------ LISTED ENTRIES
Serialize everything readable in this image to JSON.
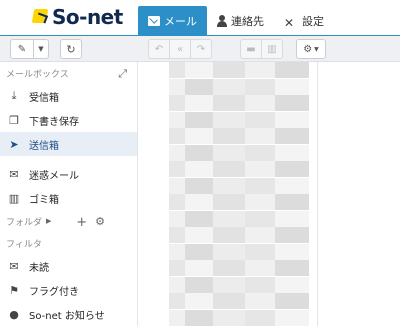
{
  "header": {
    "logo_text": "So-net",
    "tabs": [
      {
        "label": "メール",
        "icon": "mail-icon",
        "active": true
      },
      {
        "label": "連絡先",
        "icon": "contacts-icon",
        "active": false
      },
      {
        "label": "設定",
        "icon": "settings-tools-icon",
        "active": false
      }
    ],
    "accent_color": "#2d8fc8"
  },
  "toolbar": {
    "compose_icon": "pencil-icon",
    "compose_dropdown_icon": "caret-down-icon",
    "refresh_icon": "refresh-icon",
    "reply_icon": "reply-icon",
    "reply_all_icon": "reply-all-icon",
    "forward_icon": "forward-icon",
    "archive_icon": "archive-icon",
    "delete_icon": "trash-icon",
    "more_icon": "gear-icon"
  },
  "sidebar": {
    "mailbox_header": "メールボックス",
    "mailboxes": [
      {
        "label": "受信箱",
        "icon": "inbox-icon"
      },
      {
        "label": "下書き保存",
        "icon": "drafts-icon"
      },
      {
        "label": "送信箱",
        "icon": "sent-icon",
        "active": true
      },
      {
        "label": "迷惑メール",
        "icon": "spam-icon"
      },
      {
        "label": "ゴミ箱",
        "icon": "trash-icon"
      }
    ],
    "folders_header": "フォルダ",
    "filters_header": "フィルタ",
    "filters": [
      {
        "label": "未読",
        "icon": "unread-icon"
      },
      {
        "label": "フラグ付き",
        "icon": "flag-icon"
      },
      {
        "label": "So-net お知らせ",
        "icon": "info-icon"
      }
    ]
  }
}
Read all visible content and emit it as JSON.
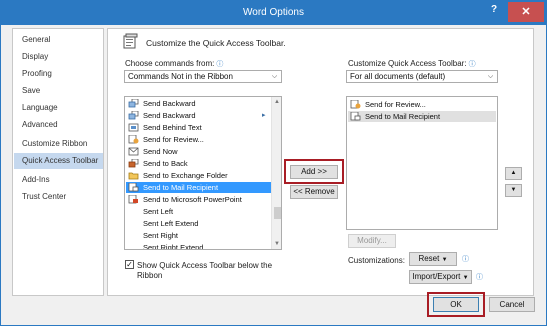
{
  "window": {
    "title": "Word Options",
    "help_label": "?",
    "close_label": "✕"
  },
  "nav": {
    "items": [
      {
        "label": "General"
      },
      {
        "label": "Display"
      },
      {
        "label": "Proofing"
      },
      {
        "label": "Save"
      },
      {
        "label": "Language"
      },
      {
        "label": "Advanced"
      },
      {
        "label": "Customize Ribbon"
      },
      {
        "label": "Quick Access Toolbar",
        "selected": true
      },
      {
        "label": "Add-Ins"
      },
      {
        "label": "Trust Center"
      }
    ]
  },
  "header": {
    "title": "Customize the Quick Access Toolbar."
  },
  "left": {
    "choose_label": "Choose commands from:",
    "choose_value": "Commands Not in the Ribbon",
    "commands": [
      {
        "label": "Send Backward",
        "icon": "send-backward-icon"
      },
      {
        "label": "Send Backward",
        "icon": "send-backward-icon",
        "submenu": true
      },
      {
        "label": "Send Behind Text",
        "icon": "send-behind-text-icon"
      },
      {
        "label": "Send for Review...",
        "icon": "send-for-review-icon"
      },
      {
        "label": "Send Now",
        "icon": "send-now-icon"
      },
      {
        "label": "Send to Back",
        "icon": "send-to-back-icon"
      },
      {
        "label": "Send to Exchange Folder",
        "icon": "exchange-folder-icon"
      },
      {
        "label": "Send to Mail Recipient",
        "icon": "mail-recipient-icon",
        "selected": true
      },
      {
        "label": "Send to Microsoft PowerPoint",
        "icon": "powerpoint-icon"
      },
      {
        "label": "Sent Left",
        "icon": ""
      },
      {
        "label": "Sent Left Extend",
        "icon": ""
      },
      {
        "label": "Sent Right",
        "icon": ""
      },
      {
        "label": "Sent Right Extend",
        "icon": ""
      }
    ],
    "show_below_label_line1": "Show Quick Access Toolbar below the",
    "show_below_label_line2": "Ribbon",
    "show_below_checked": "✓"
  },
  "middle": {
    "add_label": "Add >>",
    "remove_label": "<< Remove"
  },
  "right": {
    "customize_label": "Customize Quick Access Toolbar:",
    "customize_value": "For all documents (default)",
    "toolbar_items": [
      {
        "label": "Send for Review...",
        "icon": "send-for-review-icon"
      },
      {
        "label": "Send to Mail Recipient",
        "icon": "mail-recipient-icon",
        "selected": true
      }
    ],
    "modify_label": "Modify...",
    "customizations_label": "Customizations:",
    "reset_label": "Reset",
    "import_export_label": "Import/Export",
    "move_up": "▲",
    "move_down": "▼"
  },
  "footer": {
    "ok_label": "OK",
    "cancel_label": "Cancel"
  },
  "colors": {
    "titlebar": "#2b79c2",
    "highlight_box": "#a81d25",
    "selection": "#3399ff"
  }
}
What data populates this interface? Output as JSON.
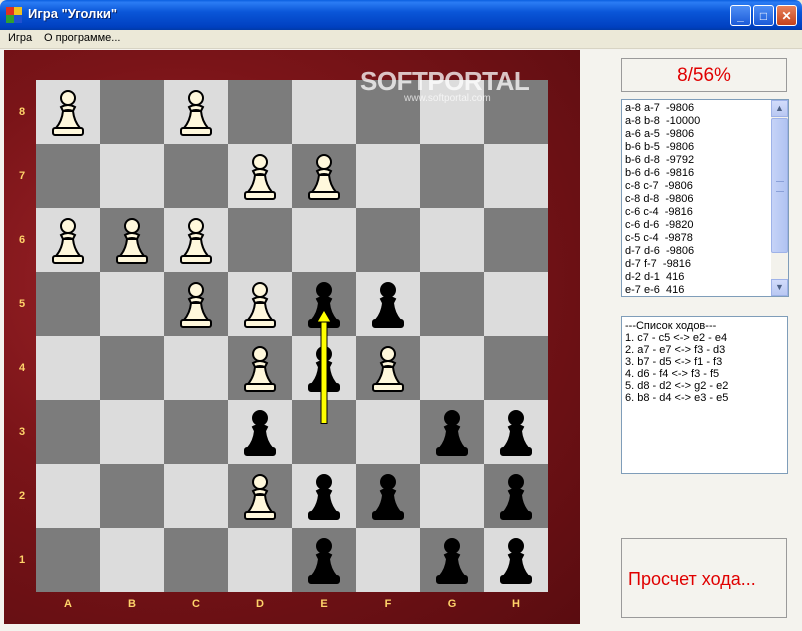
{
  "window": {
    "title": "Игра \"Уголки\"",
    "min_symbol": "_",
    "max_symbol": "□",
    "close_symbol": "✕"
  },
  "menu": {
    "items": [
      "Игра",
      "О программе..."
    ]
  },
  "board": {
    "files": [
      "A",
      "B",
      "C",
      "D",
      "E",
      "F",
      "G",
      "H"
    ],
    "ranks": [
      "8",
      "7",
      "6",
      "5",
      "4",
      "3",
      "2",
      "1"
    ],
    "light_color": "#dcdcdc",
    "dark_color": "#7c7c7c",
    "white_pieces": [
      "a8",
      "c8",
      "d7",
      "e7",
      "a6",
      "b6",
      "c6",
      "c5",
      "d5",
      "d4",
      "f4",
      "d2"
    ],
    "black_pieces": [
      "e5",
      "f5",
      "e4",
      "d3",
      "g3",
      "h3",
      "e2",
      "f2",
      "h2",
      "e1",
      "g1",
      "h1"
    ],
    "arrow": {
      "from": "e3",
      "to": "e5",
      "color": "#ffff00"
    }
  },
  "watermark": {
    "text": "SOFTPORTAL",
    "url": "www.softportal.com"
  },
  "progress": {
    "text": "8/56%"
  },
  "eval_list": [
    "a-8 a-7  -9806",
    "a-8 b-8  -10000",
    "a-6 a-5  -9806",
    "b-6 b-5  -9806",
    "b-6 d-8  -9792",
    "b-6 d-6  -9816",
    "c-8 c-7  -9806",
    "c-8 d-8  -9806",
    "c-6 c-4  -9816",
    "c-6 d-6  -9820",
    "c-5 c-4  -9878",
    "d-7 d-6  -9806",
    "d-7 f-7  -9816",
    "d-2 d-1  416",
    "e-7 e-6  416"
  ],
  "move_list": {
    "header": "---Список ходов---",
    "items": [
      "1. c7 - c5 <-> e2 - e4",
      "2. a7 - e7 <-> f3 - d3",
      "3. b7 - d5 <-> f1 - f3",
      "4. d6 - f4 <-> f3 - f5",
      "5. d8 - d2 <-> g2 - e2",
      "6. b8 - d4 <-> e3 - e5"
    ]
  },
  "status": {
    "text": "Просчет хода..."
  }
}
------------
#### [TASK DIRECTIONS]
Every record above should be transcribed exactly; the pictures stay out of the copy.

#### [THE RESPONSE]
Serialize everything readable in this image to JSON.
{
  "header": {
    "logo_text": "So-net",
    "tabs": [
      {
        "label": "メール",
        "icon": "mail-icon",
        "active": true
      },
      {
        "label": "連絡先",
        "icon": "contacts-icon",
        "active": false
      },
      {
        "label": "設定",
        "icon": "settings-tools-icon",
        "active": false
      }
    ],
    "accent_color": "#2d8fc8"
  },
  "toolbar": {
    "compose_icon": "pencil-icon",
    "compose_dropdown_icon": "caret-down-icon",
    "refresh_icon": "refresh-icon",
    "reply_icon": "reply-icon",
    "reply_all_icon": "reply-all-icon",
    "forward_icon": "forward-icon",
    "archive_icon": "archive-icon",
    "delete_icon": "trash-icon",
    "more_icon": "gear-icon"
  },
  "sidebar": {
    "mailbox_header": "メールボックス",
    "mailboxes": [
      {
        "label": "受信箱",
        "icon": "inbox-icon"
      },
      {
        "label": "下書き保存",
        "icon": "drafts-icon"
      },
      {
        "label": "送信箱",
        "icon": "sent-icon",
        "active": true
      },
      {
        "label": "迷惑メール",
        "icon": "spam-icon"
      },
      {
        "label": "ゴミ箱",
        "icon": "trash-icon"
      }
    ],
    "folders_header": "フォルダ",
    "filters_header": "フィルタ",
    "filters": [
      {
        "label": "未読",
        "icon": "unread-icon"
      },
      {
        "label": "フラグ付き",
        "icon": "flag-icon"
      },
      {
        "label": "So-net お知らせ",
        "icon": "info-icon"
      }
    ]
  }
}
Read all visible content and emit it as JSON.
{
  "window": {
    "title": "Word Options",
    "help_label": "?",
    "close_label": "✕"
  },
  "nav": {
    "items": [
      {
        "label": "General"
      },
      {
        "label": "Display"
      },
      {
        "label": "Proofing"
      },
      {
        "label": "Save"
      },
      {
        "label": "Language"
      },
      {
        "label": "Advanced"
      },
      {
        "label": "Customize Ribbon"
      },
      {
        "label": "Quick Access Toolbar",
        "selected": true
      },
      {
        "label": "Add-Ins"
      },
      {
        "label": "Trust Center"
      }
    ]
  },
  "header": {
    "title": "Customize the Quick Access Toolbar."
  },
  "left": {
    "choose_label": "Choose commands from:",
    "choose_value": "Commands Not in the Ribbon",
    "commands": [
      {
        "label": "Send Backward",
        "icon": "send-backward-icon"
      },
      {
        "label": "Send Backward",
        "icon": "send-backward-icon",
        "submenu": true
      },
      {
        "label": "Send Behind Text",
        "icon": "send-behind-text-icon"
      },
      {
        "label": "Send for Review...",
        "icon": "send-for-review-icon"
      },
      {
        "label": "Send Now",
        "icon": "send-now-icon"
      },
      {
        "label": "Send to Back",
        "icon": "send-to-back-icon"
      },
      {
        "label": "Send to Exchange Folder",
        "icon": "exchange-folder-icon"
      },
      {
        "label": "Send to Mail Recipient",
        "icon": "mail-recipient-icon",
        "selected": true
      },
      {
        "label": "Send to Microsoft PowerPoint",
        "icon": "powerpoint-icon"
      },
      {
        "label": "Sent Left",
        "icon": ""
      },
      {
        "label": "Sent Left Extend",
        "icon": ""
      },
      {
        "label": "Sent Right",
        "icon": ""
      },
      {
        "label": "Sent Right Extend",
        "icon": ""
      }
    ],
    "show_below_label_line1": "Show Quick Access Toolbar below the",
    "show_below_label_line2": "Ribbon",
    "show_below_checked": "✓"
  },
  "middle": {
    "add_label": "Add >>",
    "remove_label": "<< Remove"
  },
  "right": {
    "customize_label": "Customize Quick Access Toolbar:",
    "customize_value": "For all documents (default)",
    "toolbar_items": [
      {
        "label": "Send for Review...",
        "icon": "send-for-review-icon"
      },
      {
        "label": "Send to Mail Recipient",
        "icon": "mail-recipient-icon",
        "selected": true
      }
    ],
    "modify_label": "Modify...",
    "customizations_label": "Customizations:",
    "reset_label": "Reset",
    "import_export_label": "Import/Export",
    "move_up": "▲",
    "move_down": "▼"
  },
  "footer": {
    "ok_label": "OK",
    "cancel_label": "Cancel"
  },
  "colors": {
    "titlebar": "#2b79c2",
    "highlight_box": "#a81d25",
    "selection": "#3399ff"
  }
}
What data populates this interface? Output as JSON.
{
  "window": {
    "title": "Игра \"Уголки\"",
    "min_symbol": "_",
    "max_symbol": "□",
    "close_symbol": "✕"
  },
  "menu": {
    "items": [
      "Игра",
      "О программе..."
    ]
  },
  "board": {
    "files": [
      "A",
      "B",
      "C",
      "D",
      "E",
      "F",
      "G",
      "H"
    ],
    "ranks": [
      "8",
      "7",
      "6",
      "5",
      "4",
      "3",
      "2",
      "1"
    ],
    "light_color": "#dcdcdc",
    "dark_color": "#7c7c7c",
    "white_pieces": [
      "a8",
      "c8",
      "d7",
      "e7",
      "a6",
      "b6",
      "c6",
      "c5",
      "d5",
      "d4",
      "f4",
      "d2"
    ],
    "black_pieces": [
      "e5",
      "f5",
      "e4",
      "d3",
      "g3",
      "h3",
      "e2",
      "f2",
      "h2",
      "e1",
      "g1",
      "h1"
    ],
    "arrow": {
      "from": "e3",
      "to": "e5",
      "color": "#ffff00"
    }
  },
  "watermark": {
    "text": "SOFTPORTAL",
    "url": "www.softportal.com"
  },
  "progress": {
    "text": "8/56%"
  },
  "eval_list": [
    "a-8 a-7  -9806",
    "a-8 b-8  -10000",
    "a-6 a-5  -9806",
    "b-6 b-5  -9806",
    "b-6 d-8  -9792",
    "b-6 d-6  -9816",
    "c-8 c-7  -9806",
    "c-8 d-8  -9806",
    "c-6 c-4  -9816",
    "c-6 d-6  -9820",
    "c-5 c-4  -9878",
    "d-7 d-6  -9806",
    "d-7 f-7  -9816",
    "d-2 d-1  416",
    "e-7 e-6  416"
  ],
  "move_list": {
    "header": "---Список ходов---",
    "items": [
      "1. c7 - c5 <-> e2 - e4",
      "2. a7 - e7 <-> f3 - d3",
      "3. b7 - d5 <-> f1 - f3",
      "4. d6 - f4 <-> f3 - f5",
      "5. d8 - d2 <-> g2 - e2",
      "6. b8 - d4 <-> e3 - e5"
    ]
  },
  "status": {
    "text": "Просчет хода..."
  }
}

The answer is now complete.